Exercise instructions. Pick out every line with the word "color" and copy it.

Data extracted from a collection:
-------
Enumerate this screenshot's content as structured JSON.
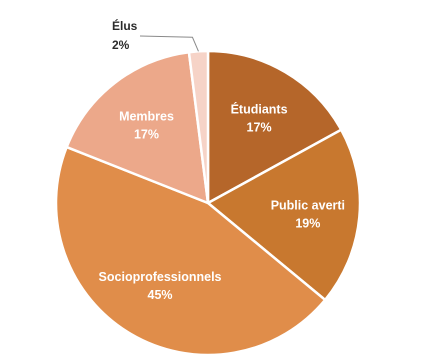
{
  "chart_data": {
    "type": "pie",
    "slices": [
      {
        "label": "Étudiants",
        "value": 17,
        "value_text": "17%",
        "color": "#b5662a",
        "label_position": "inside"
      },
      {
        "label": "Public averti",
        "value": 19,
        "value_text": "19%",
        "color": "#c8782f",
        "label_position": "inside"
      },
      {
        "label": "Socioprofessionnels",
        "value": 45,
        "value_text": "45%",
        "color": "#e08d4a",
        "label_position": "inside"
      },
      {
        "label": "Membres",
        "value": 17,
        "value_text": "17%",
        "color": "#eca88a",
        "label_position": "inside"
      },
      {
        "label": "Élus",
        "value": 2,
        "value_text": "2%",
        "color": "#f6d3c7",
        "label_position": "outside"
      }
    ]
  }
}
-------
Response below.
        "color": "#b5662a",
        "color": "#c8782f",
        "color": "#e08d4a",
        "color": "#eca88a",
        "color": "#f6d3c7",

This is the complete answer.